- _WHAT TO DO_
Lift out each line of the data that holds "banner".

- _WORKING DATA_

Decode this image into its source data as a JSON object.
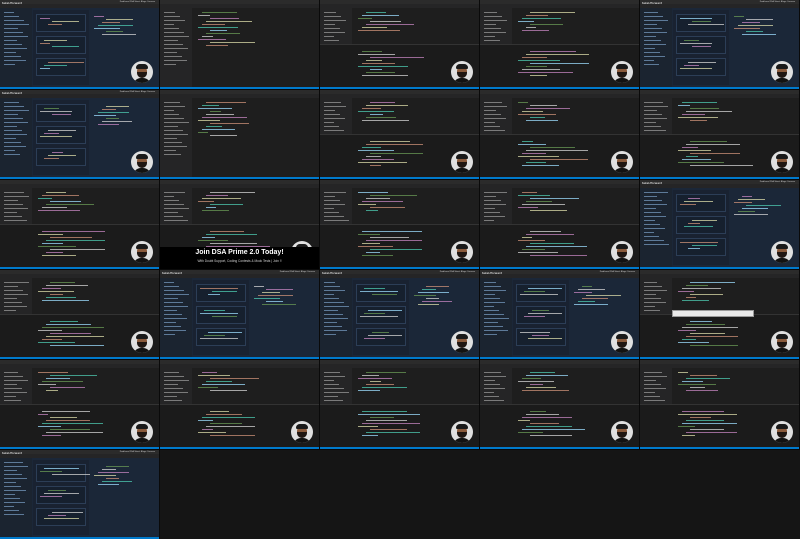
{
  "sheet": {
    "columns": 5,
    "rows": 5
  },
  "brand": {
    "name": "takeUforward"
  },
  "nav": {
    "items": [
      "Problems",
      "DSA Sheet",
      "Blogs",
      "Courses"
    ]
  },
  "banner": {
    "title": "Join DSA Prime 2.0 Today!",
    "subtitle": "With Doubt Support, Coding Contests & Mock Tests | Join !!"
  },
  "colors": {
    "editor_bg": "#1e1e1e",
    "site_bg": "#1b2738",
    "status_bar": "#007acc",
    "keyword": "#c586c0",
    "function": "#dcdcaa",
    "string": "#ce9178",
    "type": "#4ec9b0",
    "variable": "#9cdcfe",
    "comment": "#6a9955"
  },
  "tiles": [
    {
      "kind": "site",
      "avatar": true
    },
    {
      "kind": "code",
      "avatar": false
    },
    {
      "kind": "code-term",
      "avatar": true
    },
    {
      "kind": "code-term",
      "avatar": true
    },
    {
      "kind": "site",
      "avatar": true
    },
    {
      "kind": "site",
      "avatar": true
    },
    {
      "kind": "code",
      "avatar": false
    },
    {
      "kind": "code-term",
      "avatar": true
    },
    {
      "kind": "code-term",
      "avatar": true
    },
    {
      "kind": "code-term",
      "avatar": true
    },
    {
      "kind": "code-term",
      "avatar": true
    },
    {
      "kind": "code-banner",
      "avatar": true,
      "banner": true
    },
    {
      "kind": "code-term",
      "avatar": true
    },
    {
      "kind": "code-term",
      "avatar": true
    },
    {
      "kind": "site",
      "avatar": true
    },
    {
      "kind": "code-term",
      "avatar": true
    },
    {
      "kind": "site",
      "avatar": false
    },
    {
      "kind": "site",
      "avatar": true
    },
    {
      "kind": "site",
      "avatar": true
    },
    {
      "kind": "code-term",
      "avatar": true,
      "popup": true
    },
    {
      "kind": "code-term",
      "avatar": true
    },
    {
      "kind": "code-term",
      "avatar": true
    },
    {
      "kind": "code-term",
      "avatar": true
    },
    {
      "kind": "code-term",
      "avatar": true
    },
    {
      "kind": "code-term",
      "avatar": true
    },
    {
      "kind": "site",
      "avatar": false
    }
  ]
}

...

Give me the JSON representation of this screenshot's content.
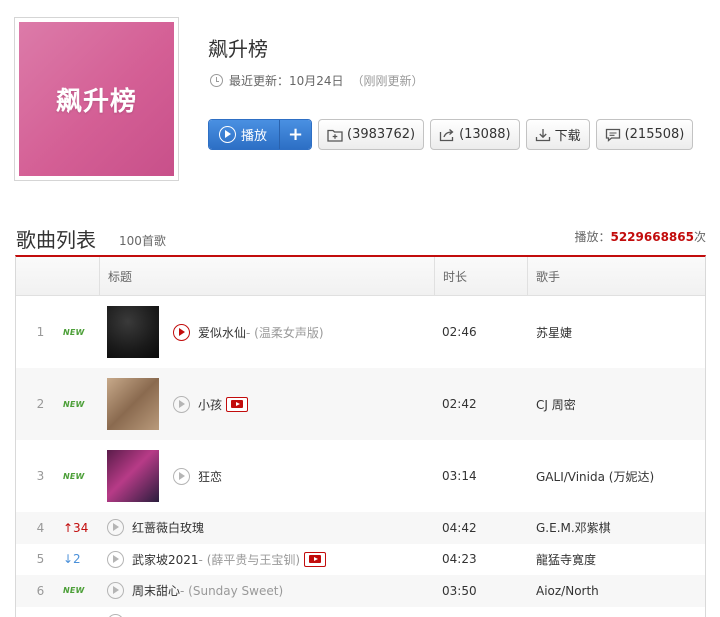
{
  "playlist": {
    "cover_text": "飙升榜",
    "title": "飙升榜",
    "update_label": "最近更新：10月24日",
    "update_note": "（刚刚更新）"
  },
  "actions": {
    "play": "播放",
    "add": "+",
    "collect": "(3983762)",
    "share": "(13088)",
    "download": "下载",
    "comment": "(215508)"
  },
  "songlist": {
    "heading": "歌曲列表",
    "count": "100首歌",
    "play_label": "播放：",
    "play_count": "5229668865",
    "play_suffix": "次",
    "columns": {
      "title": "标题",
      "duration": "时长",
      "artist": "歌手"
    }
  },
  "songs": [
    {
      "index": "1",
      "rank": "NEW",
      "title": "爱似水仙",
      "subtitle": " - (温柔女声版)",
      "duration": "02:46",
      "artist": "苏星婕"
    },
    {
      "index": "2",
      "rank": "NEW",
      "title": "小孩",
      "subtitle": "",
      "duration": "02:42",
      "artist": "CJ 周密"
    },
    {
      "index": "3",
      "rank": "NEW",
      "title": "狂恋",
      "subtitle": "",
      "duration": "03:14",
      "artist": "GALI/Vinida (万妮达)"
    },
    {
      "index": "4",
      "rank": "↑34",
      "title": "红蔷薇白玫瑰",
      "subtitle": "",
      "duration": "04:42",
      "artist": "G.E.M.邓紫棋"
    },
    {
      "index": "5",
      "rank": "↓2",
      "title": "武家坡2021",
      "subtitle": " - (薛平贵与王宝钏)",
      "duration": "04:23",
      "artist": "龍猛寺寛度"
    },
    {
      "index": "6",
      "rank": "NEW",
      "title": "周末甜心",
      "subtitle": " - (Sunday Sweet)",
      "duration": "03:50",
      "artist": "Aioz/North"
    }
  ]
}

--

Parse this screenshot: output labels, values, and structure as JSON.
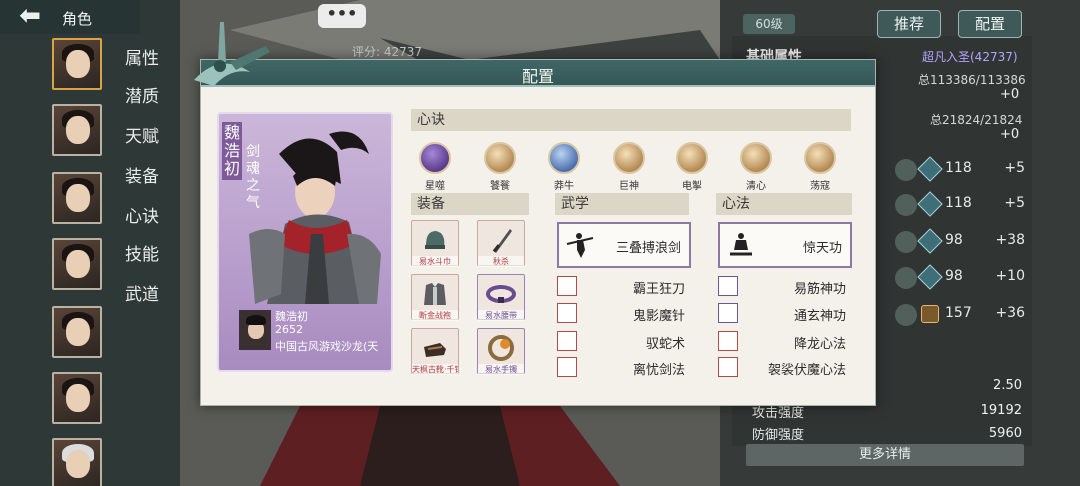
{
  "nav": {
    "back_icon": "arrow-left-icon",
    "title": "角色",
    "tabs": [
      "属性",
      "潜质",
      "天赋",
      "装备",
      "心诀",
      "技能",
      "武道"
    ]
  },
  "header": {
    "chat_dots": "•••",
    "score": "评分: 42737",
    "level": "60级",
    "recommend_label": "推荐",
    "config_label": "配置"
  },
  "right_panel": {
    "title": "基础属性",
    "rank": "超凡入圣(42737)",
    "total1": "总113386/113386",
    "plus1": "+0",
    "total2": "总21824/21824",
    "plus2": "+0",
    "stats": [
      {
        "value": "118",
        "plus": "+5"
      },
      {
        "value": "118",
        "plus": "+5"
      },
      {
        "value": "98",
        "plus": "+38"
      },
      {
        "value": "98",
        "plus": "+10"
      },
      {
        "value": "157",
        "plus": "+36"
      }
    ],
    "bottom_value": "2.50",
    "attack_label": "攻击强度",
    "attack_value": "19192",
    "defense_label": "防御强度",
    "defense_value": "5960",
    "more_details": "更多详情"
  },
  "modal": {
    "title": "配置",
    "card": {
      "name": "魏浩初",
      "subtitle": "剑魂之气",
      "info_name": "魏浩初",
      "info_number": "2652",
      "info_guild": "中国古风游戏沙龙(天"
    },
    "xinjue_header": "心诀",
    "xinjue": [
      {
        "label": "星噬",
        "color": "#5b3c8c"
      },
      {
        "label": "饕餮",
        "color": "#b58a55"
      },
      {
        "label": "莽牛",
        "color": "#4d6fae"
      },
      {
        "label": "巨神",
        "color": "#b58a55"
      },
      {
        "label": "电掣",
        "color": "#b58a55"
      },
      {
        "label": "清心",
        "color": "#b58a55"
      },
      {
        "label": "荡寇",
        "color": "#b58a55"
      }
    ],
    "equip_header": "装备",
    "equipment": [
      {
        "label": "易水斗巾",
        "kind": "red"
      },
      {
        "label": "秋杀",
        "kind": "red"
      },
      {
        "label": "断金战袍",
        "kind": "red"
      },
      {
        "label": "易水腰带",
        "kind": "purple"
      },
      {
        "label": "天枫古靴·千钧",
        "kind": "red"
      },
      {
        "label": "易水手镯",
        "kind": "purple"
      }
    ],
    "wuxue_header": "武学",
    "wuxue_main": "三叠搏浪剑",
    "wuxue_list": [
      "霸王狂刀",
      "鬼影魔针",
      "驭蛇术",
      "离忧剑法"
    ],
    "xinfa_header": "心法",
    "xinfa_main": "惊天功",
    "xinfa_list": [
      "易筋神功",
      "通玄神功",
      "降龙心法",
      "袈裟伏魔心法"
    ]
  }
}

- _ANSWER FOR THE TASK_
  "banner": {
      "kind": "code-banner",
      "banner": true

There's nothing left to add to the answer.